• GOAL
Look through the data for the string "JSON". Copy every line where it is found.

• DATASET
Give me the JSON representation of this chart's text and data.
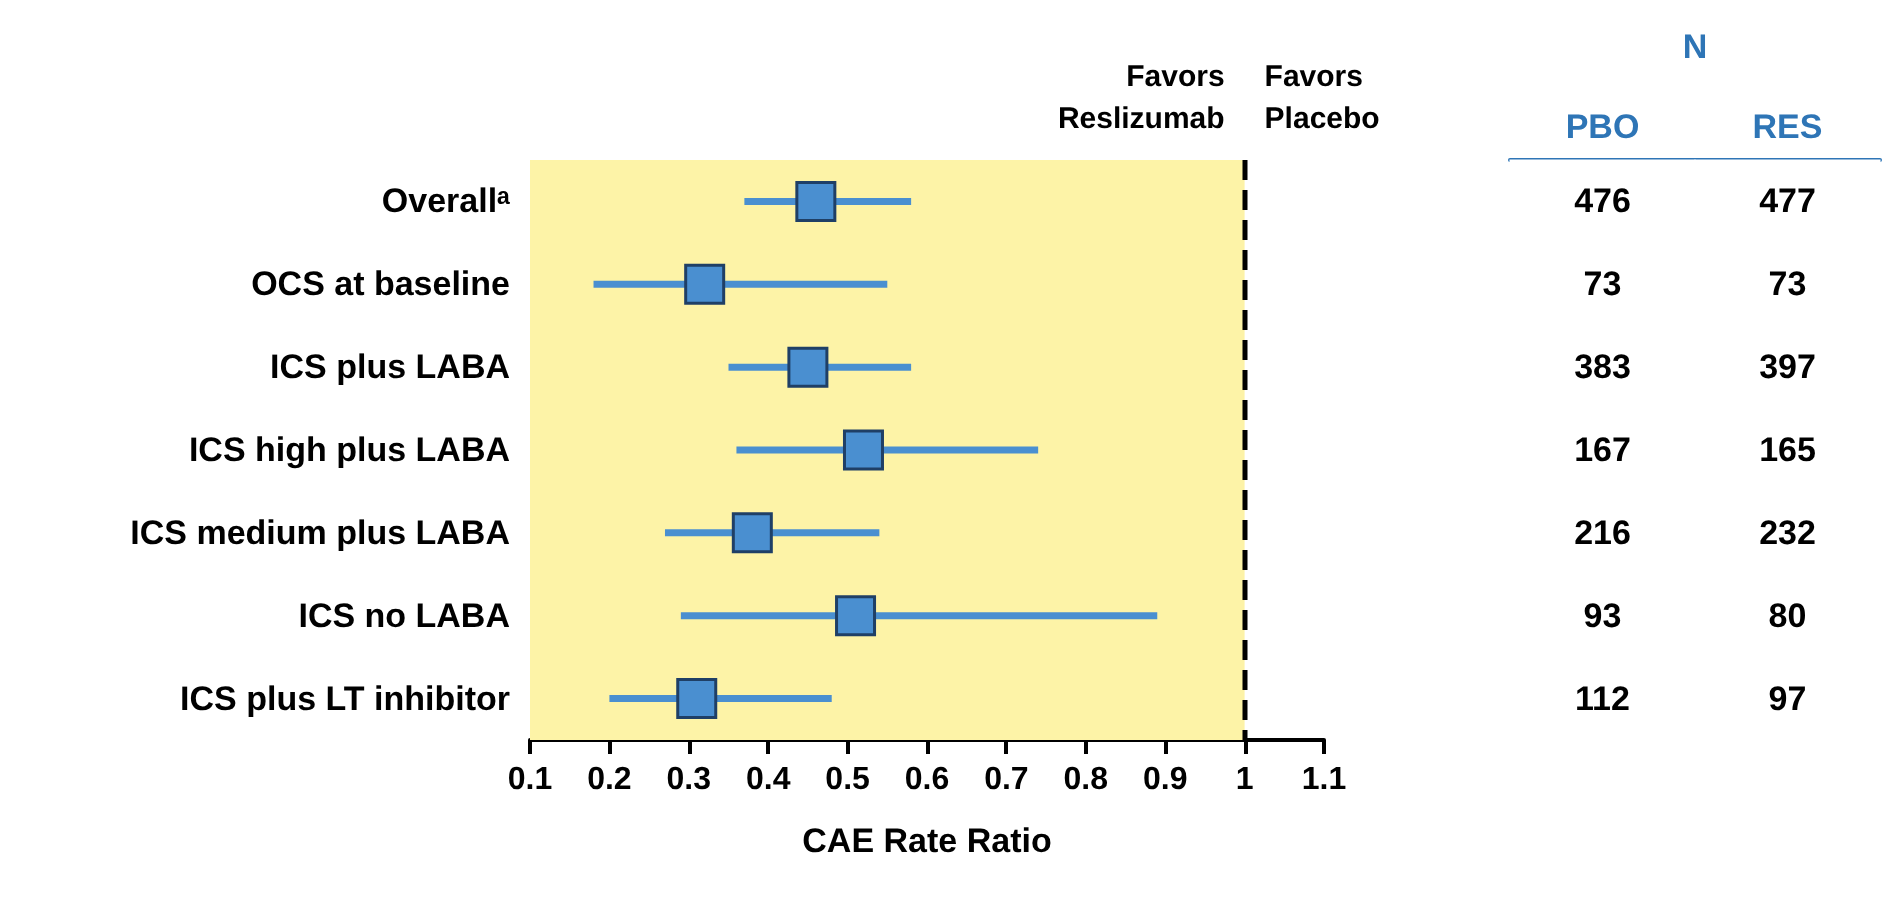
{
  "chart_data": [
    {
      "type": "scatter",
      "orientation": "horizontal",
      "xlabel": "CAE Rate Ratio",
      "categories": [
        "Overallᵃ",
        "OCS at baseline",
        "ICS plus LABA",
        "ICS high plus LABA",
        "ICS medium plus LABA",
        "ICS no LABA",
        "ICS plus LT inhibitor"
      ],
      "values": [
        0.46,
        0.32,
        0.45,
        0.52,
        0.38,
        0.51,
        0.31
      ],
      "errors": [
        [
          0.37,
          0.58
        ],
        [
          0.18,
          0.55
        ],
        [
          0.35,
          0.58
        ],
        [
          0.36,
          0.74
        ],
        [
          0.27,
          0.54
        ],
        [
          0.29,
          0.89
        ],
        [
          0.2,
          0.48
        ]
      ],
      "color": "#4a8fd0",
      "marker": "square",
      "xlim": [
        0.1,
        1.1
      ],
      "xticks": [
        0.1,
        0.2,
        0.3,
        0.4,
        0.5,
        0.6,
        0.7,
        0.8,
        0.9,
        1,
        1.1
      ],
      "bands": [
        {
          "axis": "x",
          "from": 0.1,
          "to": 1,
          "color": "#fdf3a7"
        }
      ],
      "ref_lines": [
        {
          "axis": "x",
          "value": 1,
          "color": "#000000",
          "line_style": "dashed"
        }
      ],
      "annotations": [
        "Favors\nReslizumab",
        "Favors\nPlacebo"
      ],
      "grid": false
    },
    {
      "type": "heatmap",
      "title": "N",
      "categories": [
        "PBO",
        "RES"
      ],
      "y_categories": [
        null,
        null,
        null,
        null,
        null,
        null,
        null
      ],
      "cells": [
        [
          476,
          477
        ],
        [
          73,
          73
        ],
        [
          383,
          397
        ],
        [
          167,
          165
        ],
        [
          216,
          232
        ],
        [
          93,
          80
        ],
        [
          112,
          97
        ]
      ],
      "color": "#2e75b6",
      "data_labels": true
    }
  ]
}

* * *

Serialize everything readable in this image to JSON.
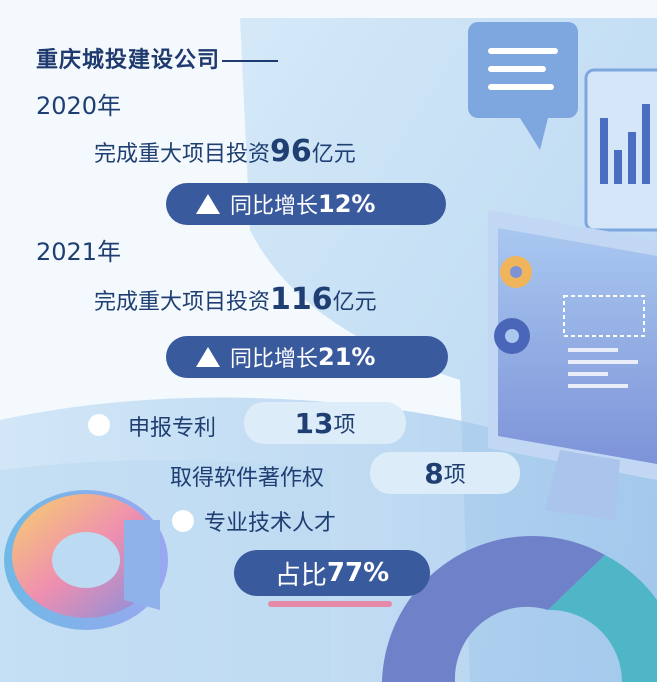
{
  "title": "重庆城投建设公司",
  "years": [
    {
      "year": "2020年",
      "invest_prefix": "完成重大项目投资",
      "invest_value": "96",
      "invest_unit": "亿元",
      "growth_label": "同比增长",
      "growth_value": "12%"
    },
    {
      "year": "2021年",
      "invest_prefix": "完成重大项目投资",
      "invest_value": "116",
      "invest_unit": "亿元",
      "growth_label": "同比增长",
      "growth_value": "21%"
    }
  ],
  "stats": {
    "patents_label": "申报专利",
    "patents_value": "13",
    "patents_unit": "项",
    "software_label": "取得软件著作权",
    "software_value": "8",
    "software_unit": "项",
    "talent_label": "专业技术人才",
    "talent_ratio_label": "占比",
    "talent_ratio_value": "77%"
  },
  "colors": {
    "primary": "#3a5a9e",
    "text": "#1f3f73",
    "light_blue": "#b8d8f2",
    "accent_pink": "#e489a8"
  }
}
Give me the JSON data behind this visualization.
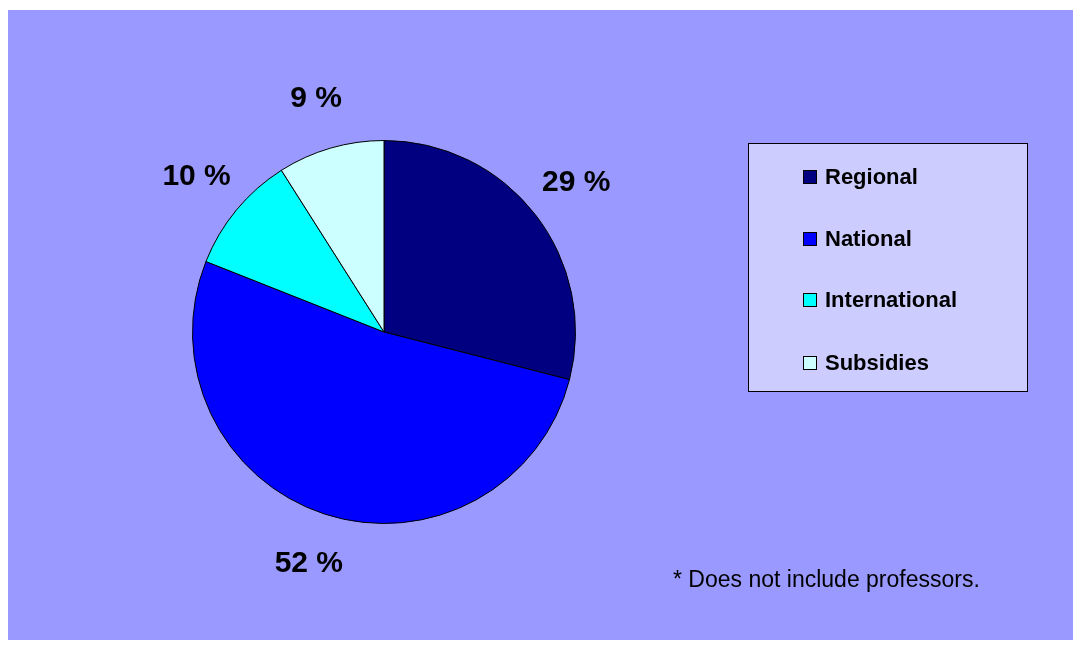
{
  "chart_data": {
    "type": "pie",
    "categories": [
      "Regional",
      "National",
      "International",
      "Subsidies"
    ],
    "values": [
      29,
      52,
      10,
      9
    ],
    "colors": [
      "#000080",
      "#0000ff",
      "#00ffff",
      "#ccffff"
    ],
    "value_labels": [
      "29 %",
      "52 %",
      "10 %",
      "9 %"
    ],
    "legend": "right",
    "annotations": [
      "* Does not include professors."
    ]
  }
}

• RESPONSE FOR THIS EXERCISE
Give me the JSON representation of this chart's text and data.
Serialize everything readable in this image to JSON.
Give me the JSON data behind this visualization.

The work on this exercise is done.